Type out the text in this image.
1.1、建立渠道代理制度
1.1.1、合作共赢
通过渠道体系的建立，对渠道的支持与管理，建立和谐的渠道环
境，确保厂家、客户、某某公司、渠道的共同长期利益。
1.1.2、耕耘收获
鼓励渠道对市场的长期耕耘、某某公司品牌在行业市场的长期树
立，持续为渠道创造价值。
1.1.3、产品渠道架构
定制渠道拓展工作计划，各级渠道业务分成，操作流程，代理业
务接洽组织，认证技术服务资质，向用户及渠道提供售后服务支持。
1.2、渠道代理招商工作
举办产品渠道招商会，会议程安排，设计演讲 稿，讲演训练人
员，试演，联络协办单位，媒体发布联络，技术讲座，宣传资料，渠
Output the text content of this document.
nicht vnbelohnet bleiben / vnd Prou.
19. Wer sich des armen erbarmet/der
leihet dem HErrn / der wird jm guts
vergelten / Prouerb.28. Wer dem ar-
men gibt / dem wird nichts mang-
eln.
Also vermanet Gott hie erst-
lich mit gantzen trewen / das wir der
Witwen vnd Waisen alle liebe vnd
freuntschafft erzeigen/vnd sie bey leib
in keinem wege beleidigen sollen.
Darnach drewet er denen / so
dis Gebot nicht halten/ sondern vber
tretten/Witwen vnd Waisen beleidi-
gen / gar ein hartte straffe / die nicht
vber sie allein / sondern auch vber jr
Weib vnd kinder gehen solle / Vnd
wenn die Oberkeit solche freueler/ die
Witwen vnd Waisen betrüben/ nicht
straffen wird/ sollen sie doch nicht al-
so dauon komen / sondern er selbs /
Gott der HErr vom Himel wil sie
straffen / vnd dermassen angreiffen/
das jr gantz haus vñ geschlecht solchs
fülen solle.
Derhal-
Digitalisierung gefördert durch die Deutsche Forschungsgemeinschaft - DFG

• Goal:
Here, the records must be output exactly and in full.

• Problem solution:
Type out the text in this image.
1.1、建立渠道代理制度
1.1.1、合作共赢
通过渠道体系的建立，对渠道的支持与管理，建立和谐的渠道环
境，确保厂家、客户、某某公司、渠道的共同长期利益。
1.1.2、耕耘收获
鼓励渠道对市场的长期耕耘、某某公司品牌在行业市场的长期树
立，持续为渠道创造价值。
1.1.3、产品渠道架构
定制渠道拓展工作计划，各级渠道业务分成，操作流程，代理业
务接洽组织，认证技术服务资质，向用户及渠道提供售后服务支持。
1.2、渠道代理招商工作
举办产品渠道招商会，会议程安排，设计演讲 稿，讲演训练人
员，试演，联络协办单位，媒体发布联络，技术讲座，宣传资料，渠
Output the text content of this document.
nicht vnbelohnet bleiben / vnd Prou.
19. Wer sich des armen erbarmet/der
leihet dem HErrn / der wird jm guts
vergelten / Prouerb.28. Wer dem ar-
men gibt / dem wird nichts mang-
eln.
Also vermanet Gott hie erst-
lich mit gantzen trewen / das wir der
Witwen vnd Waisen alle liebe vnd
freuntschafft erzeigen/vnd sie bey leib
in keinem wege beleidigen sollen.
Darnach drewet er denen / so
dis Gebot nicht halten/ sondern vber
tretten/Witwen vnd Waisen beleidi-
gen / gar ein hartte straffe / die nicht
vber sie allein / sondern auch vber jr
Weib vnd kinder gehen solle / Vnd
wenn die Oberkeit solche freueler/ die
Witwen vnd Waisen betrüben/ nicht
straffen wird/ sollen sie doch nicht al-
so dauon komen / sondern er selbs /
Gott der HErr vom Himel wil sie
straffen / vnd dermassen angreiffen/
das jr gantz haus vñ geschlecht solchs
fülen solle.
Derhal-
Digitalisierung gefördert durch die Deutsche Forschungsgemeinschaft - DFG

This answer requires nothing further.